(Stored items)

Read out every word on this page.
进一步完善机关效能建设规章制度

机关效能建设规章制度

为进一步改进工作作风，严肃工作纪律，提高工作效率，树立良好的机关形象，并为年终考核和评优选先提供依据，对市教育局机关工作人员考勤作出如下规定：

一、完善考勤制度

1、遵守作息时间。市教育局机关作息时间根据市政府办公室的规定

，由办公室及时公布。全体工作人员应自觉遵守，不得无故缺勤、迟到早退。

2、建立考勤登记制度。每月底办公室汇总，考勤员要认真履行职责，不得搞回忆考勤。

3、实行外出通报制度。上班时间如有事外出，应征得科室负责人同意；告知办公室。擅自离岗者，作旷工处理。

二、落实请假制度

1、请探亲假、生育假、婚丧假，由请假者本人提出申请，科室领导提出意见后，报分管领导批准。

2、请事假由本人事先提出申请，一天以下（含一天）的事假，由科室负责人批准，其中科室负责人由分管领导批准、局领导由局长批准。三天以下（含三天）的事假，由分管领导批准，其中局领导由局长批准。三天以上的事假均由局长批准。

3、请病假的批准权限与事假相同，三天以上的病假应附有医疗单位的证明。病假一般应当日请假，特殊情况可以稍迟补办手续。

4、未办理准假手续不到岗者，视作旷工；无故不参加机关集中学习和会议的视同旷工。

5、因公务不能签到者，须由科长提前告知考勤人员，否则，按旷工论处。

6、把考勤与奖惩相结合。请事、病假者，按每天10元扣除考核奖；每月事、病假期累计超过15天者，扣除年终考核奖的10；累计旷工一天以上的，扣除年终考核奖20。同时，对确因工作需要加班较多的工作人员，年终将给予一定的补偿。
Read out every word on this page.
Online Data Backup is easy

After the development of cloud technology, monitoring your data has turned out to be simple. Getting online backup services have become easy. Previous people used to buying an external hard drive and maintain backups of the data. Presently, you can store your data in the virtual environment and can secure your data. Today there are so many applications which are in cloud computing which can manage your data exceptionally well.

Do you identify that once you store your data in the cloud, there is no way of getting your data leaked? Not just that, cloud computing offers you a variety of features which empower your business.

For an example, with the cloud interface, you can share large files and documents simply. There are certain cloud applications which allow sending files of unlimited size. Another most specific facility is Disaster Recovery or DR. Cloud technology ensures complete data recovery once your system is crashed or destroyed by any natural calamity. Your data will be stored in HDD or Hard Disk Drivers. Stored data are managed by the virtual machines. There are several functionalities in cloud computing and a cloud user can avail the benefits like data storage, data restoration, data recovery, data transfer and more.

(Work to do)
Copy out the whole listing, exactly as written.

(Answer for this exercise)
Read out every word on this page.
进一步完善机关效能建设规章制度

机关效能建设规章制度

为进一步改进工作作风，严肃工作纪律，提高工作效率，树立良好的机关形象，并为年终考核和评优选先提供依据，对市教育局机关工作人员考勤作出如下规定：

一、完善考勤制度

1、遵守作息时间。市教育局机关作息时间根据市政府办公室的规定

，由办公室及时公布。全体工作人员应自觉遵守，不得无故缺勤、迟到早退。

2、建立考勤登记制度。每月底办公室汇总，考勤员要认真履行职责，不得搞回忆考勤。

3、实行外出通报制度。上班时间如有事外出，应征得科室负责人同意；告知办公室。擅自离岗者，作旷工处理。

二、落实请假制度

1、请探亲假、生育假、婚丧假，由请假者本人提出申请，科室领导提出意见后，报分管领导批准。

2、请事假由本人事先提出申请，一天以下（含一天）的事假，由科室负责人批准，其中科室负责人由分管领导批准、局领导由局长批准。三天以下（含三天）的事假，由分管领导批准，其中局领导由局长批准。三天以上的事假均由局长批准。

3、请病假的批准权限与事假相同，三天以上的病假应附有医疗单位的证明。病假一般应当日请假，特殊情况可以稍迟补办手续。

4、未办理准假手续不到岗者，视作旷工；无故不参加机关集中学习和会议的视同旷工。

5、因公务不能签到者，须由科长提前告知考勤人员，否则，按旷工论处。

6、把考勤与奖惩相结合。请事、病假者，按每天10元扣除考核奖；每月事、病假期累计超过15天者，扣除年终考核奖的10；累计旷工一天以上的，扣除年终考核奖20。同时，对确因工作需要加班较多的工作人员，年终将给予一定的补偿。
Read out every word on this page.
Online Data Backup is easy

After the development of cloud technology, monitoring your data has turned out to be simple. Getting online backup services have become easy. Previous people used to buying an external hard drive and maintain backups of the data. Presently, you can store your data in the virtual environment and can secure your data. Today there are so many applications which are in cloud computing which can manage your data exceptionally well.

Do you identify that once you store your data in the cloud, there is no way of getting your data leaked? Not just that, cloud computing offers you a variety of features which empower your business.

For an example, with the cloud interface, you can share large files and documents simply. There are certain cloud applications which allow sending files of unlimited size. Another most specific facility is Disaster Recovery or DR. Cloud technology ensures complete data recovery once your system is crashed or destroyed by any natural calamity. Your data will be stored in HDD or Hard Disk Drivers. Stored data are managed by the virtual machines. There are several functionalities in cloud computing and a cloud user can avail the benefits like data storage, data restoration, data recovery, data transfer and more.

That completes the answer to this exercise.